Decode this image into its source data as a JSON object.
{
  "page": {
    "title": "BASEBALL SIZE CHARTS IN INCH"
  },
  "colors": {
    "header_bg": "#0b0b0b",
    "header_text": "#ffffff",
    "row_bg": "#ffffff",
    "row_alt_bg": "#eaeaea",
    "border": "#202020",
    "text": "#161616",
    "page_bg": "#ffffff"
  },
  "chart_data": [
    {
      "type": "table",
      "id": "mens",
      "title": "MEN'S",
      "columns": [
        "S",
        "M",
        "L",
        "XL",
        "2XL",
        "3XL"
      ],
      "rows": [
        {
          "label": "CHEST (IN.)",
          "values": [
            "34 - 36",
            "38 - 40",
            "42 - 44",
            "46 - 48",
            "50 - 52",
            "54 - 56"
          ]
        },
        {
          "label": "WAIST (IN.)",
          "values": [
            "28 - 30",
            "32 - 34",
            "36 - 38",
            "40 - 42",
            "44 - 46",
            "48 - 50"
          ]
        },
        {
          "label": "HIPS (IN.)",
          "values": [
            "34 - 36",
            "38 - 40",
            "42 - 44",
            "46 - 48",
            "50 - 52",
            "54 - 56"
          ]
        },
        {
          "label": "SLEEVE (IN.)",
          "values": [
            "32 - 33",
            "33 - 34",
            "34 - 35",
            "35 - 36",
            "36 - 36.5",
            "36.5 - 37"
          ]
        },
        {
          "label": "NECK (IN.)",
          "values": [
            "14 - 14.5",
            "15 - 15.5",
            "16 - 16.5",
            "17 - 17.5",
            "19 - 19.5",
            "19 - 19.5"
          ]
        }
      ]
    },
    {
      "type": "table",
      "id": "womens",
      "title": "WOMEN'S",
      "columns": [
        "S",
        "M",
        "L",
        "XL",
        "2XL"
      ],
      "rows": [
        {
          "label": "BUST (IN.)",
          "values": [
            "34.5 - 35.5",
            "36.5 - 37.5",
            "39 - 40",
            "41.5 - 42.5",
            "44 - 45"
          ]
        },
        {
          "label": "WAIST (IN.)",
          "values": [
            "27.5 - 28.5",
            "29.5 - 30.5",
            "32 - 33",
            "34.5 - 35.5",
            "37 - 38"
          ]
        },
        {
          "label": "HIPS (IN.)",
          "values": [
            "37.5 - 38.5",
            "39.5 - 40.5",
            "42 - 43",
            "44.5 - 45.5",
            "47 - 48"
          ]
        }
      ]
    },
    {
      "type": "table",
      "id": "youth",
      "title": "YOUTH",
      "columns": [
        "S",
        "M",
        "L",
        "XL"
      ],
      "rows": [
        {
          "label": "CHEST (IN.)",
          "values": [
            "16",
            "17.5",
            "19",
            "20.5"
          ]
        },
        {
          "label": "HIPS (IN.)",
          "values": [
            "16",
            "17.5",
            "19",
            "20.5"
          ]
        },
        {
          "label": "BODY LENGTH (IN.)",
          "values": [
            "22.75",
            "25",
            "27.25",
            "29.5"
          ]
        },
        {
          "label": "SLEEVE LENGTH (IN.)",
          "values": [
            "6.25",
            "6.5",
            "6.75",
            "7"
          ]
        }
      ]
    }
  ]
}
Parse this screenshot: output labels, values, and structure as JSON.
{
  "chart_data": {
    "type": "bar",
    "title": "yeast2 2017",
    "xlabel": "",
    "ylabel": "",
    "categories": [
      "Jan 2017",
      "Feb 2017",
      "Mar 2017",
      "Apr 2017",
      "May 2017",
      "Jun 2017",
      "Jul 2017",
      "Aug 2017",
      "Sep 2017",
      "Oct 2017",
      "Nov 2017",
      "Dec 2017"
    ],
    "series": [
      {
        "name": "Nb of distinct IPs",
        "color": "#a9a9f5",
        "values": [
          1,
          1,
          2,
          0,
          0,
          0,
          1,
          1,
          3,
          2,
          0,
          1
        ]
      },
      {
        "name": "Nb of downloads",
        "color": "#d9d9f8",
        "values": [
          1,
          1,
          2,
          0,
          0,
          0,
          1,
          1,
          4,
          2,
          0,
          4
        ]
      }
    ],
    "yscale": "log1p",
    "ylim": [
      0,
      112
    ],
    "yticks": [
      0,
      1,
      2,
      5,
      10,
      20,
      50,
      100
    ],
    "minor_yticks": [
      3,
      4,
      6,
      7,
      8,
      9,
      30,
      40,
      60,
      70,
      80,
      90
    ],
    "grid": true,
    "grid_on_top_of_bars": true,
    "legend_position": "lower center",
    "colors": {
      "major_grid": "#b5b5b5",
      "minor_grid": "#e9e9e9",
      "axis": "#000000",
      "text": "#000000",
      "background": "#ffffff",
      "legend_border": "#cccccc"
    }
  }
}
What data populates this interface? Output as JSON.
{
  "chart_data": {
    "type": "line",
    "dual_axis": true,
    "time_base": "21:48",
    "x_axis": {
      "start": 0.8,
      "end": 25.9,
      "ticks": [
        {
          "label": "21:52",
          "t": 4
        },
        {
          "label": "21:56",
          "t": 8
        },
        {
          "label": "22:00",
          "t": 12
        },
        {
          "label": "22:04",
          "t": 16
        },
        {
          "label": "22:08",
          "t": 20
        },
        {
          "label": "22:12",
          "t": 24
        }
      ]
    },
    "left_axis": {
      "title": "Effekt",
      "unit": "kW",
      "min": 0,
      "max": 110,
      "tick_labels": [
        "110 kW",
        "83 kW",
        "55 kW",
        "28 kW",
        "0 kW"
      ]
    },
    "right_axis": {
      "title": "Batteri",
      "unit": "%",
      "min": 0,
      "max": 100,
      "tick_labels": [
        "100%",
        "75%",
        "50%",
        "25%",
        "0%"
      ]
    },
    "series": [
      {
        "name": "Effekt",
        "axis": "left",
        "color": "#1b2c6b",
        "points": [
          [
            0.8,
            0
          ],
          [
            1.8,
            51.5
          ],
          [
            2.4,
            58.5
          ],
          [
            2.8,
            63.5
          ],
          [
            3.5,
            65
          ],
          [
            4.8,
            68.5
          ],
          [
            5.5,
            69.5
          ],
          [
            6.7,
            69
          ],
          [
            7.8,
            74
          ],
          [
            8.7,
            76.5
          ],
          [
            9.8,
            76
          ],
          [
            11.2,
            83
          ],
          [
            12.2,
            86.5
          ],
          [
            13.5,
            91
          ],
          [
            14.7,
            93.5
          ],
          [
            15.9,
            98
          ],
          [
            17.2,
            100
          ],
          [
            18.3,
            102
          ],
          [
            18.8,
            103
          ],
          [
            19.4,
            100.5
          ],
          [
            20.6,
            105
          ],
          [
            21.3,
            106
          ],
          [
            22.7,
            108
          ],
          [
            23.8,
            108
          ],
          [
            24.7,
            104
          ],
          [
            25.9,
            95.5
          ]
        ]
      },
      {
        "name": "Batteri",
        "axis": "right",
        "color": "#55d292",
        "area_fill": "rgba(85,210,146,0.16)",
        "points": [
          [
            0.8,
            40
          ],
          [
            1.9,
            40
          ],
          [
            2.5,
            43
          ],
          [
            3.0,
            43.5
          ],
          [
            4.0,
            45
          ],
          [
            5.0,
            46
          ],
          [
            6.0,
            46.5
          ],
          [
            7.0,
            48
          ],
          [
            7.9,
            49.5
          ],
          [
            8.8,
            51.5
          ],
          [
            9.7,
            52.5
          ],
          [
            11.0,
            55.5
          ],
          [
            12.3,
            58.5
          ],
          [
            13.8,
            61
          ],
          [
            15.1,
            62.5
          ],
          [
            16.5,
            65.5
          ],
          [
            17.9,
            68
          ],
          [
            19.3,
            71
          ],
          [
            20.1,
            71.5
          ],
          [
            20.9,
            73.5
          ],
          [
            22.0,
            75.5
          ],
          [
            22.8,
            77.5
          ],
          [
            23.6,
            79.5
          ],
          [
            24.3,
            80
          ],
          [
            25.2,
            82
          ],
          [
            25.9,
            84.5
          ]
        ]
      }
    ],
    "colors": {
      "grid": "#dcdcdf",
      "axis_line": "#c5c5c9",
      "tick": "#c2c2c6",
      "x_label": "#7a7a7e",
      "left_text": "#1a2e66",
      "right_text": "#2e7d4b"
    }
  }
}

☆ ☆ ☆ ☆ ☆

- **Goal**
Show all lines from the data above in which the word "this" appears.

- **Completed task**
Decode this image into its source data as a JSON object.
Parse this screenshot: output labels, values, and structure as JSON.
What data populates this interface? Output as JSON.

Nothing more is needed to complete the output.